__PAGE EXTRACT__:
*** Block opens ***

The elbow is a hinge joint with rotational abilities that allow a person to turn or twist the forearm. You can break your elbow around either the upper arm bone (humerus), the forearm (radius or ulna bones), or directly on the olecranon – which is the pointed bone at the tip of the elbow.
The most common type of elbow fracture is to the olecranon. This bone is actually the protruding end of the ulna, and it noticeably sticks out when the arm is bent.
Symptoms of a Fractured Elbow
If you break an elbow, you will most likely know it immediately. The symptoms of a fractured elbow are the same as with most other broken bones, which are:
- Sudden and intense pain
- Inability to straighten the elbow
- Extreme tenderness and pain when touched or jostled
- Possible sudden deformity of the elbow
What Should I Do if I Have a Broken Elbow?
If you think that you may have a broken elbow, get treatment as quickly as possible. If it is indeed broken, the elbow will require stabilization immediately following the injury.
Whatever medical care you initially receive, you will require an orthopedist – preferably one who specializes in diagnosing and treating issues with the elbows and arms. This physician will treat the injury, perform follow-up checkups during the healing process, and ensure proper rehabilitation of the elbow joint.

*** Block closes ***

Data for recognizing document structure

*** Block opens ***

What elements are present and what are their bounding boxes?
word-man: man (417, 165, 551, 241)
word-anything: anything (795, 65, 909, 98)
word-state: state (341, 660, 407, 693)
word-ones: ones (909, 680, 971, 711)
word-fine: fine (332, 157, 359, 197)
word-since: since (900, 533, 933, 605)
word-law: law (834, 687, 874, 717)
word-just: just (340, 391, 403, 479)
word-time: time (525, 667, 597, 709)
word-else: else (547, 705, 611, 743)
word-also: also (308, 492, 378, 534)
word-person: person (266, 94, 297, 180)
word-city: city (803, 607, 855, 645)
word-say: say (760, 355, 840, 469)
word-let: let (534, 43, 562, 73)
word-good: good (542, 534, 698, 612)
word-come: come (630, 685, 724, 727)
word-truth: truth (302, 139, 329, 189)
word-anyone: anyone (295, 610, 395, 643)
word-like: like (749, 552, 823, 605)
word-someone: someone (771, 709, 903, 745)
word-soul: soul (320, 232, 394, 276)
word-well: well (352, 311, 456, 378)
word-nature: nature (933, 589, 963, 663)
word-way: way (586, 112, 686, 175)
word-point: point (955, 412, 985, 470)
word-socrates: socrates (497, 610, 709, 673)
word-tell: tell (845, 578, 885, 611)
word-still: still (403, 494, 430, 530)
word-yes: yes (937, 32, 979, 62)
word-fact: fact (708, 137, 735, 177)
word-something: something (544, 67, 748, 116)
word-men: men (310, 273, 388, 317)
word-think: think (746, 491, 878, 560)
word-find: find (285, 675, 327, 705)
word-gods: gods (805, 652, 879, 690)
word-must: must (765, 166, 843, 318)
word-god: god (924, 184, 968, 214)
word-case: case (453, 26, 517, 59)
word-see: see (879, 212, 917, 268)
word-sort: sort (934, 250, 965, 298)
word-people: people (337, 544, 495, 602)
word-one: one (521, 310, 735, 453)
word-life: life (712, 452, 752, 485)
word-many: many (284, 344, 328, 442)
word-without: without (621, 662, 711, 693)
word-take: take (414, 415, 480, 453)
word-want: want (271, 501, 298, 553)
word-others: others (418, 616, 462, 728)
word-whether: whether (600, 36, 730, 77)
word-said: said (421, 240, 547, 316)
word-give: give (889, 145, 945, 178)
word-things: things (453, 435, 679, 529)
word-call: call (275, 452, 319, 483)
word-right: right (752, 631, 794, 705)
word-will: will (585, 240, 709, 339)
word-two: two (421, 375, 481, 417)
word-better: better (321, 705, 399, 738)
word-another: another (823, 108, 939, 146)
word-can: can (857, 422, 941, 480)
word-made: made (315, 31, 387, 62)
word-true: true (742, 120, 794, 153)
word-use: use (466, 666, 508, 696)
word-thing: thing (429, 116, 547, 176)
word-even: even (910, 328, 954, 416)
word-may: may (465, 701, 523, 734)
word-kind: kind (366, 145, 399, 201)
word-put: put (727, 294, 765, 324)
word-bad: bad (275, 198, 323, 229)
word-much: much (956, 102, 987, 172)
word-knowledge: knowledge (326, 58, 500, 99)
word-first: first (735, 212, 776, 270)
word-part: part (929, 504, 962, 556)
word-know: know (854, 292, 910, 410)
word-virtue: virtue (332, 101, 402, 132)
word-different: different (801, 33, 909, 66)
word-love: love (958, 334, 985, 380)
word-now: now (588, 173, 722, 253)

*** Block closes ***

__WORK TO BE COMPLETED__: Can you extract the full text on elbow fractures, reproducing every word and line unchanged?

__OUTPUT FOR THIS TASK__:
The elbow is a hinge joint with rotational abilities that allow a person to turn or twist the forearm. You can break your elbow around either the upper arm bone (humerus), the forearm (radius or ulna bones), or directly on the olecranon – which is the pointed bone at the tip of the elbow.
The most common type of elbow fracture is to the olecranon. This bone is actually the protruding end of the ulna, and it noticeably sticks out when the arm is bent.
Symptoms of a Fractured Elbow
If you break an elbow, you will most likely know it immediately. The symptoms of a fractured elbow are the same as with most other broken bones, which are:
- Sudden and intense pain
- Inability to straighten the elbow
- Extreme tenderness and pain when touched or jostled
- Possible sudden deformity of the elbow
What Should I Do if I Have a Broken Elbow?
If you think that you may have a broken elbow, get treatment as quickly as possible. If it is indeed broken, the elbow will require stabilization immediately following the injury.
Whatever medical care you initially receive, you will require an orthopedist – preferably one who specializes in diagnosing and treating issues with the elbows and arms. This physician will treat the injury, perform follow-up checkups during the healing process, and ensure proper rehabilitation of the elbow joint.